Without including any pictures, copy each entry below exactly.
▬▬▬
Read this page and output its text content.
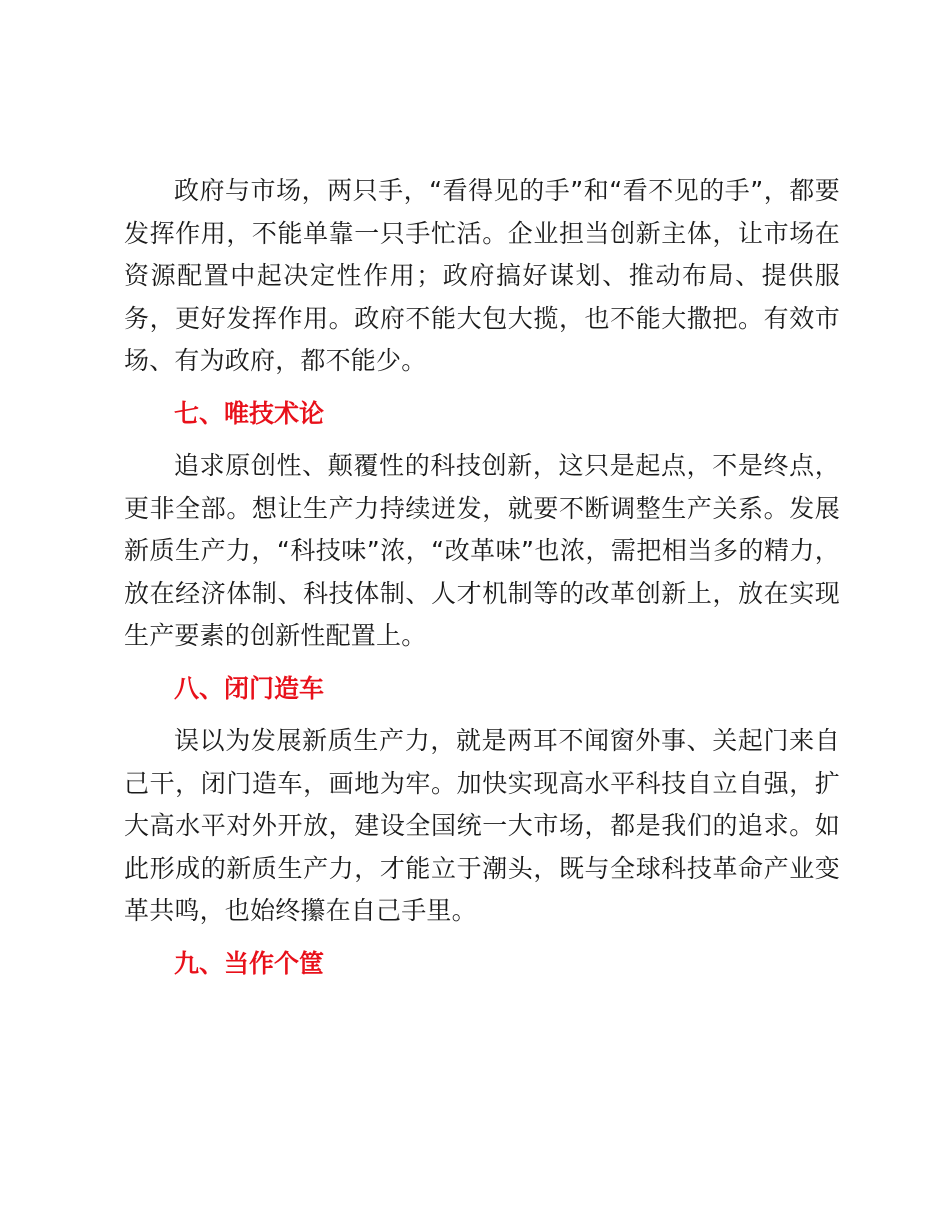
政府与市场，两只手，“看得见的手”和“看不见的手”，都要发挥作用，不能单靠一只手忙活。企业担当创新主体，让市场在资源配置中起决定性作用；政府搞好谋划、推动布局、提供服务，更好发挥作用。政府不能大包大揽，也不能大撒把。有效市场、有为政府，都不能少。

七、唯技术论

追求原创性、颠覆性的科技创新，这只是起点，不是终点，更非全部。想让生产力持续迸发，就要不断调整生产关系。发展新质生产力，“科技味”浓，“改革味”也浓，需把相当多的精力，放在经济体制、科技体制、人才机制等的改革创新上，放在实现生产要素的创新性配置上。

八、闭门造车

误以为发展新质生产力，就是两耳不闻窗外事、关起门来自己干，闭门造车，画地为牢。加快实现高水平科技自立自强，扩大高水平对外开放，建设全国统一大市场，都是我们的追求。如此形成的新质生产力，才能立于潮头，既与全球科技革命产业变革共鸣，也始终攥在自己手里。

九、当作个筐
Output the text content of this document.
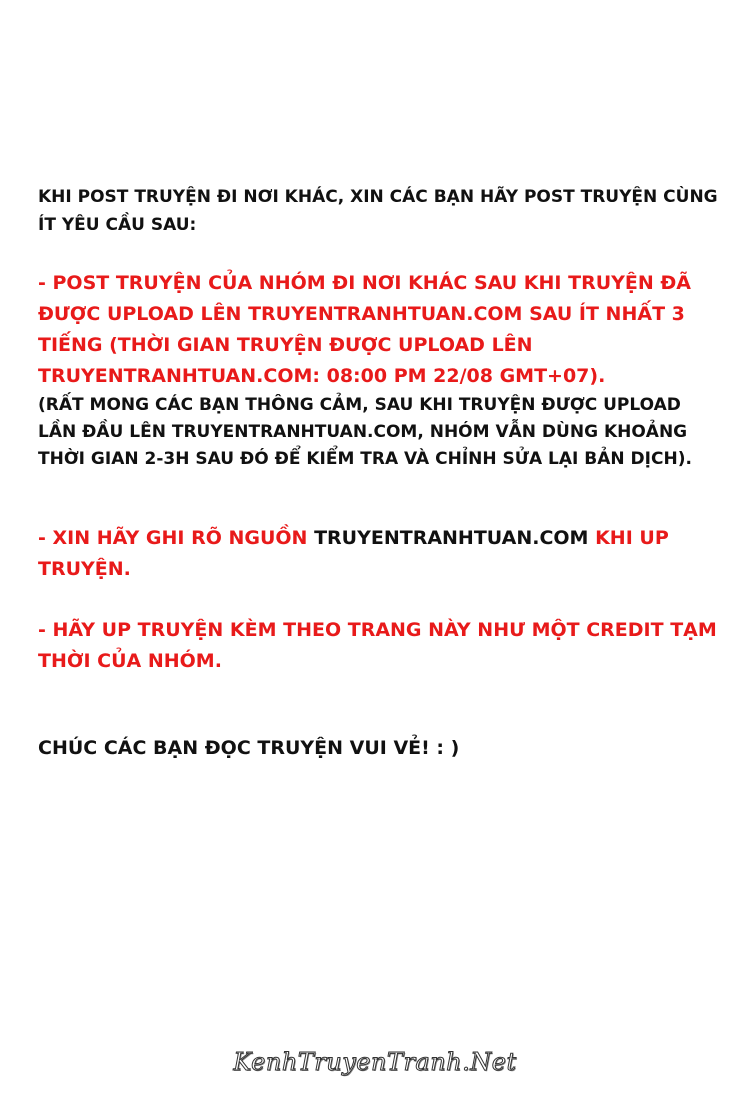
KHI POST TRUYỆN ĐI NƠI KHÁC, XIN CÁC BẠN HÃY POST TRUYỆN CÙNG ÍT YÊU CẦU SAU:
- POST TRUYỆN CỦA NHÓM ĐI NƠI KHÁC SAU KHI TRUYỆN ĐÃ ĐƯỢC UPLOAD LÊN TRUYENTRANHTUAN.COM SAU ÍT NHẤT 3 TIẾNG (THỜI GIAN TRUYỆN ĐƯỢC UPLOAD LÊN TRUYENTRANHTUAN.COM: 08:00 PM 22/08 GMT+07).
(RẤT MONG CÁC BẠN THÔNG CẢM, SAU KHI TRUYỆN ĐƯỢC UPLOAD LẦN ĐẦU LÊN TRUYENTRANHTUAN.COM, NHÓM VẪN DÙNG KHOẢNG THỜI GIAN 2-3H SAU ĐÓ ĐỂ KIỂM TRA VÀ CHỈNH SỬA LẠI BẢN DỊCH).
- XIN HÃY GHI RÕ NGUỒN TRUYENTRANHTUAN.COM KHI UP TRUYỆN.
- HÃY UP TRUYỆN KÈM THEO TRANG NÀY NHƯ MỘT CREDIT TẠM THỜI CỦA NHÓM.
CHÚC CÁC BẠN ĐỌC TRUYỆN VUI VẺ! : )
KenhTruyenTranh.Net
▬▬▬
FINAL RESULT:
Read this page and output its text content.
政府与市场，两只手，“看得见的手”和“看不见的手”，都要发挥作用，不能单靠一只手忙活。企业担当创新主体，让市场在资源配置中起决定性作用；政府搞好谋划、推动布局、提供服务，更好发挥作用。政府不能大包大揽，也不能大撒把。有效市场、有为政府，都不能少。

七、唯技术论

追求原创性、颠覆性的科技创新，这只是起点，不是终点，更非全部。想让生产力持续迸发，就要不断调整生产关系。发展新质生产力，“科技味”浓，“改革味”也浓，需把相当多的精力，放在经济体制、科技体制、人才机制等的改革创新上，放在实现生产要素的创新性配置上。

八、闭门造车

误以为发展新质生产力，就是两耳不闻窗外事、关起门来自己干，闭门造车，画地为牢。加快实现高水平科技自立自强，扩大高水平对外开放，建设全国统一大市场，都是我们的追求。如此形成的新质生产力，才能立于潮头，既与全球科技革命产业变革共鸣，也始终攥在自己手里。

九、当作个筐
Output the text content of this document.
KHI POST TRUYỆN ĐI NƠI KHÁC, XIN CÁC BẠN HÃY POST TRUYỆN CÙNG ÍT YÊU CẦU SAU:
- POST TRUYỆN CỦA NHÓM ĐI NƠI KHÁC SAU KHI TRUYỆN ĐÃ ĐƯỢC UPLOAD LÊN TRUYENTRANHTUAN.COM SAU ÍT NHẤT 3 TIẾNG (THỜI GIAN TRUYỆN ĐƯỢC UPLOAD LÊN TRUYENTRANHTUAN.COM: 08:00 PM 22/08 GMT+07).
(RẤT MONG CÁC BẠN THÔNG CẢM, SAU KHI TRUYỆN ĐƯỢC UPLOAD LẦN ĐẦU LÊN TRUYENTRANHTUAN.COM, NHÓM VẪN DÙNG KHOẢNG THỜI GIAN 2-3H SAU ĐÓ ĐỂ KIỂM TRA VÀ CHỈNH SỬA LẠI BẢN DỊCH).
- XIN HÃY GHI RÕ NGUỒN TRUYENTRANHTUAN.COM KHI UP TRUYỆN.
- HÃY UP TRUYỆN KÈM THEO TRANG NÀY NHƯ MỘT CREDIT TẠM THỜI CỦA NHÓM.
CHÚC CÁC BẠN ĐỌC TRUYỆN VUI VẺ! : )
KenhTruyenTranh.Net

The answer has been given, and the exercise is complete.